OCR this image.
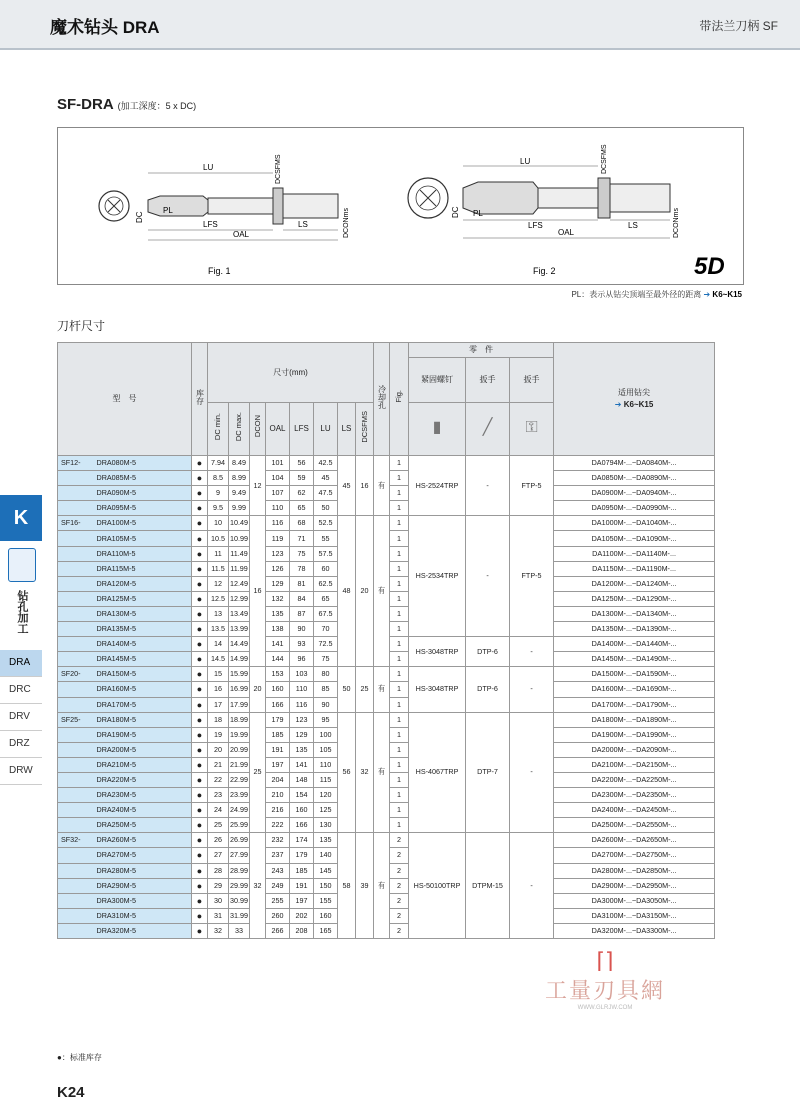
魔术钻头 DRA	带法兰刀柄 SF
SF-DRA (加工深度：5 x DC)
LU
PL
LFS	LS
OAL
DC
DCSFMS
DCONms
Fig. 1
LU
PL
LFS	LS
OAL
DC
DCSFMS
DCONms
Fig. 2	5D
PL：表示从钻尖顶端至最外径的距离 ➔ K6~K15
刀杆尺寸
型　号		库存	尺寸(mm)								冷却孔	Fig.	零　件			适用钻尖
➔ K6~K15

													紧固螺钉	扳手	扳手	
			DC min.	DC max.	DCON	OAL	LFS	LU	LS	DCSFMS			▮	╱	⚿	
SF12-	DRA080M-5	●	7.94	8.49	12	101	56	42.5	45	16	有	1	HS-2524TRP	-	FTP-5	DA0794M-...~DA0840M-...
	DRA085M-5	●	8.5	8.99		104	59	45				1				DA0850M-...~DA0890M-...
	DRA090M-5	●	9	9.49		107	62	47.5				1				DA0900M-...~DA0940M-...
	DRA095M-5	●	9.5	9.99		110	65	50				1				DA0950M-...~DA0990M-...
SF16-	DRA100M-5	●	10	10.49	16	116	68	52.5	48	20	有	1	HS-2534TRP	-	FTP-5	DA1000M-...~DA1040M-...
	DRA105M-5	●	10.5	10.99		119	71	55				1				DA1050M-...~DA1090M-...
	DRA110M-5	●	11	11.49		123	75	57.5				1				DA1100M-...~DA1140M-...
	DRA115M-5	●	11.5	11.99		126	78	60				1				DA1150M-...~DA1190M-...
	DRA120M-5	●	12	12.49		129	81	62.5				1				DA1200M-...~DA1240M-...
	DRA125M-5	●	12.5	12.99		132	84	65				1				DA1250M-...~DA1290M-...
	DRA130M-5	●	13	13.49		135	87	67.5				1				DA1300M-...~DA1340M-...
	DRA135M-5	●	13.5	13.99		138	90	70				1				DA1350M-...~DA1390M-...
	DRA140M-5	●	14	14.49		141	93	72.5				1	HS-3048TRP	DTP-6	-	DA1400M-...~DA1440M-...
	DRA145M-5	●	14.5	14.99		144	96	75				1				DA1450M-...~DA1490M-...
SF20-	DRA150M-5	●	15	15.99	20	153	103	80	50	25	有	1	HS-3048TRP	DTP-6	-	DA1500M-...~DA1590M-...
	DRA160M-5	●	16	16.99		160	110	85				1				DA1600M-...~DA1690M-...
	DRA170M-5	●	17	17.99		166	116	90				1				DA1700M-...~DA1790M-...
SF25-	DRA180M-5	●	18	18.99	25	179	123	95	56	32	有	1	HS-4067TRP	DTP-7	-	DA1800M-...~DA1890M-...
	DRA190M-5	●	19	19.99		185	129	100				1				DA1900M-...~DA1990M-...
	DRA200M-5	●	20	20.99		191	135	105				1				DA2000M-...~DA2090M-...
	DRA210M-5	●	21	21.99		197	141	110				1				DA2100M-...~DA2150M-...
	DRA220M-5	●	22	22.99		204	148	115				1				DA2200M-...~DA2250M-...
	DRA230M-5	●	23	23.99		210	154	120				1				DA2300M-...~DA2350M-...
	DRA240M-5	●	24	24.99		216	160	125				1				DA2400M-...~DA2450M-...
	DRA250M-5	●	25	25.99		222	166	130				1				DA2500M-...~DA2550M-...
SF32-	DRA260M-5	●	26	26.99	32	232	174	135	58	39	有	2	HS-50100TRP	DTPM-15	-	DA2600M-...~DA2650M-...
	DRA270M-5	●	27	27.99		237	179	140				2				DA2700M-...~DA2750M-...
	DRA280M-5	●	28	28.99		243	185	145				2				DA2800M-...~DA2850M-...
	DRA290M-5	●	29	29.99		249	191	150				2				DA2900M-...~DA2950M-...
	DRA300M-5	●	30	30.99		255	197	155				2				DA3000M-...~DA3050M-...
	DRA310M-5	●	31	31.99		260	202	160				2				DA3100M-...~DA3150M-...
	DRA320M-5	●	32	33		266	208	165				2				DA3200M-...~DA3300M-...
K
钻孔加工
DRA
DRC
DRV
DRZ
DRW
●：标准库存
K24
⌈⌉
工量刃具網
WWW.GLRJW.COM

▶ Directions:
Give the data above again in full and unchanged, skipping the pictures.

▶ Task answer:
OCR this image.
魔术钻头 DRA	带法兰刀柄 SF
SF-DRA (加工深度：5 x DC)
LU
PL
LFS	LS
OAL
DC
DCSFMS
DCONms
Fig. 1
LU
PL
LFS	LS
OAL
DC
DCSFMS
DCONms
Fig. 2	5D
PL：表示从钻尖顶端至最外径的距离 ➔ K6~K15
刀杆尺寸
型　号		库存	尺寸(mm)								冷却孔	Fig.	零　件			适用钻尖
➔ K6~K15

													紧固螺钉	扳手	扳手	
			DC min.	DC max.	DCON	OAL	LFS	LU	LS	DCSFMS			▮	╱	⚿	
SF12-	DRA080M-5	●	7.94	8.49	12	101	56	42.5	45	16	有	1	HS-2524TRP	-	FTP-5	DA0794M-...~DA0840M-...
	DRA085M-5	●	8.5	8.99		104	59	45				1				DA0850M-...~DA0890M-...
	DRA090M-5	●	9	9.49		107	62	47.5				1				DA0900M-...~DA0940M-...
	DRA095M-5	●	9.5	9.99		110	65	50				1				DA0950M-...~DA0990M-...
SF16-	DRA100M-5	●	10	10.49	16	116	68	52.5	48	20	有	1	HS-2534TRP	-	FTP-5	DA1000M-...~DA1040M-...
	DRA105M-5	●	10.5	10.99		119	71	55				1				DA1050M-...~DA1090M-...
	DRA110M-5	●	11	11.49		123	75	57.5				1				DA1100M-...~DA1140M-...
	DRA115M-5	●	11.5	11.99		126	78	60				1				DA1150M-...~DA1190M-...
	DRA120M-5	●	12	12.49		129	81	62.5				1				DA1200M-...~DA1240M-...
	DRA125M-5	●	12.5	12.99		132	84	65				1				DA1250M-...~DA1290M-...
	DRA130M-5	●	13	13.49		135	87	67.5				1				DA1300M-...~DA1340M-...
	DRA135M-5	●	13.5	13.99		138	90	70				1				DA1350M-...~DA1390M-...
	DRA140M-5	●	14	14.49		141	93	72.5				1	HS-3048TRP	DTP-6	-	DA1400M-...~DA1440M-...
	DRA145M-5	●	14.5	14.99		144	96	75				1				DA1450M-...~DA1490M-...
SF20-	DRA150M-5	●	15	15.99	20	153	103	80	50	25	有	1	HS-3048TRP	DTP-6	-	DA1500M-...~DA1590M-...
	DRA160M-5	●	16	16.99		160	110	85				1				DA1600M-...~DA1690M-...
	DRA170M-5	●	17	17.99		166	116	90				1				DA1700M-...~DA1790M-...
SF25-	DRA180M-5	●	18	18.99	25	179	123	95	56	32	有	1	HS-4067TRP	DTP-7	-	DA1800M-...~DA1890M-...
	DRA190M-5	●	19	19.99		185	129	100				1				DA1900M-...~DA1990M-...
	DRA200M-5	●	20	20.99		191	135	105				1				DA2000M-...~DA2090M-...
	DRA210M-5	●	21	21.99		197	141	110				1				DA2100M-...~DA2150M-...
	DRA220M-5	●	22	22.99		204	148	115				1				DA2200M-...~DA2250M-...
	DRA230M-5	●	23	23.99		210	154	120				1				DA2300M-...~DA2350M-...
	DRA240M-5	●	24	24.99		216	160	125				1				DA2400M-...~DA2450M-...
	DRA250M-5	●	25	25.99		222	166	130				1				DA2500M-...~DA2550M-...
SF32-	DRA260M-5	●	26	26.99	32	232	174	135	58	39	有	2	HS-50100TRP	DTPM-15	-	DA2600M-...~DA2650M-...
	DRA270M-5	●	27	27.99		237	179	140				2				DA2700M-...~DA2750M-...
	DRA280M-5	●	28	28.99		243	185	145				2				DA2800M-...~DA2850M-...
	DRA290M-5	●	29	29.99		249	191	150				2				DA2900M-...~DA2950M-...
	DRA300M-5	●	30	30.99		255	197	155				2				DA3000M-...~DA3050M-...
	DRA310M-5	●	31	31.99		260	202	160				2				DA3100M-...~DA3150M-...
	DRA320M-5	●	32	33		266	208	165				2				DA3200M-...~DA3300M-...
K
钻孔加工
DRA
DRC
DRV
DRZ
DRW
●：标准库存
K24
⌈⌉
工量刃具網
WWW.GLRJW.COM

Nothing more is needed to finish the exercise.